* **WHAT THE TASK REQUIRES**:
Each entry below should be written out exactly as it is, with no pictures.

* **EXTRACTED INFORMATION**:
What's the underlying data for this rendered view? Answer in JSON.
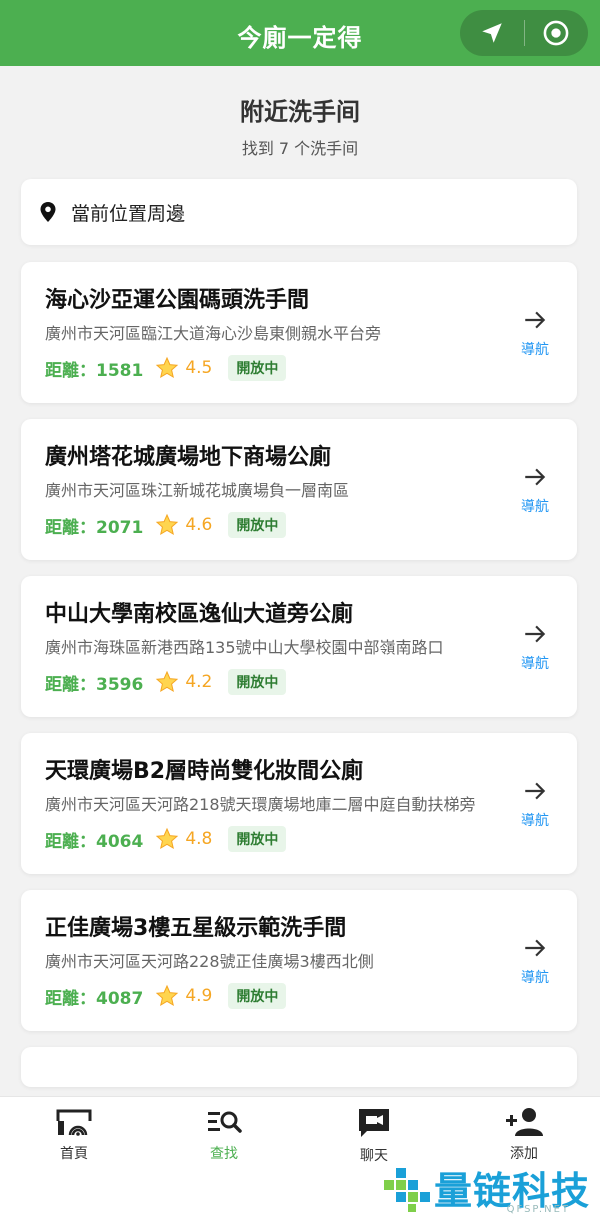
{
  "header": {
    "title": "今廁一定得",
    "icons": [
      "navigation-arrow-icon",
      "target-icon"
    ]
  },
  "page": {
    "heading": "附近洗手间",
    "subheading": "找到 7 个洗手间"
  },
  "location": {
    "label": "當前位置周邊",
    "icon": "map-pin-icon"
  },
  "toilets": [
    {
      "name": "海心沙亞運公園碼頭洗手間",
      "address": "廣州市天河區臨江大道海心沙島東側親水平台旁",
      "distance": "距離：1581",
      "rating": "4.5",
      "status": "開放中",
      "nav_label": "導航"
    },
    {
      "name": "廣州塔花城廣場地下商場公廁",
      "address": "廣州市天河區珠江新城花城廣場負一層南區",
      "distance": "距離：2071",
      "rating": "4.6",
      "status": "開放中",
      "nav_label": "導航"
    },
    {
      "name": "中山大學南校區逸仙大道旁公廁",
      "address": "廣州市海珠區新港西路135號中山大學校園中部嶺南路口",
      "distance": "距離：3596",
      "rating": "4.2",
      "status": "開放中",
      "nav_label": "導航"
    },
    {
      "name": "天環廣場B2層時尚雙化妝間公廁",
      "address": "廣州市天河區天河路218號天環廣場地庫二層中庭自動扶梯旁",
      "distance": "距離：4064",
      "rating": "4.8",
      "status": "開放中",
      "nav_label": "導航"
    },
    {
      "name": "正佳廣場3樓五星級示範洗手間",
      "address": "廣州市天河區天河路228號正佳廣場3樓西北側",
      "distance": "距離：4087",
      "rating": "4.9",
      "status": "開放中",
      "nav_label": "導航"
    }
  ],
  "tabbar": {
    "items": [
      {
        "label": "首頁",
        "icon": "home-signal-icon",
        "active": false
      },
      {
        "label": "查找",
        "icon": "search-list-icon",
        "active": true
      },
      {
        "label": "聊天",
        "icon": "chat-video-icon",
        "active": false
      },
      {
        "label": "添加",
        "icon": "add-user-icon",
        "active": false
      }
    ]
  },
  "watermark": {
    "text": "量链科技",
    "sub": "QFSP.NET"
  },
  "colors": {
    "brand_green": "#4caf50",
    "link_blue": "#2196f3",
    "rating_orange": "#f5a623"
  }
}
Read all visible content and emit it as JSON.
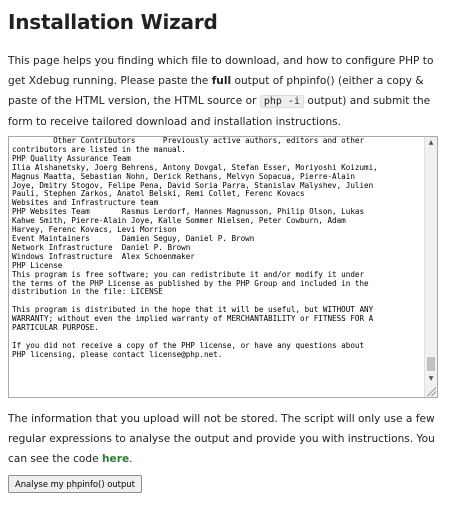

* **SOLUTION FOR THIS PROBLEM**:
What's the underlying data for this rendered view? Answer in JSON.
{
  "header": {
    "title": "今廁一定得",
    "icons": [
      "navigation-arrow-icon",
      "target-icon"
    ]
  },
  "page": {
    "heading": "附近洗手间",
    "subheading": "找到 7 个洗手间"
  },
  "location": {
    "label": "當前位置周邊",
    "icon": "map-pin-icon"
  },
  "toilets": [
    {
      "name": "海心沙亞運公園碼頭洗手間",
      "address": "廣州市天河區臨江大道海心沙島東側親水平台旁",
      "distance": "距離：1581",
      "rating": "4.5",
      "status": "開放中",
      "nav_label": "導航"
    },
    {
      "name": "廣州塔花城廣場地下商場公廁",
      "address": "廣州市天河區珠江新城花城廣場負一層南區",
      "distance": "距離：2071",
      "rating": "4.6",
      "status": "開放中",
      "nav_label": "導航"
    },
    {
      "name": "中山大學南校區逸仙大道旁公廁",
      "address": "廣州市海珠區新港西路135號中山大學校園中部嶺南路口",
      "distance": "距離：3596",
      "rating": "4.2",
      "status": "開放中",
      "nav_label": "導航"
    },
    {
      "name": "天環廣場B2層時尚雙化妝間公廁",
      "address": "廣州市天河區天河路218號天環廣場地庫二層中庭自動扶梯旁",
      "distance": "距離：4064",
      "rating": "4.8",
      "status": "開放中",
      "nav_label": "導航"
    },
    {
      "name": "正佳廣場3樓五星級示範洗手間",
      "address": "廣州市天河區天河路228號正佳廣場3樓西北側",
      "distance": "距離：4087",
      "rating": "4.9",
      "status": "開放中",
      "nav_label": "導航"
    }
  ],
  "tabbar": {
    "items": [
      {
        "label": "首頁",
        "icon": "home-signal-icon",
        "active": false
      },
      {
        "label": "查找",
        "icon": "search-list-icon",
        "active": true
      },
      {
        "label": "聊天",
        "icon": "chat-video-icon",
        "active": false
      },
      {
        "label": "添加",
        "icon": "add-user-icon",
        "active": false
      }
    ]
  },
  "watermark": {
    "text": "量链科技",
    "sub": "QFSP.NET"
  },
  "colors": {
    "brand_green": "#4caf50",
    "link_blue": "#2196f3",
    "rating_orange": "#f5a623"
  }
}
Read all visible content and emit it as JSON.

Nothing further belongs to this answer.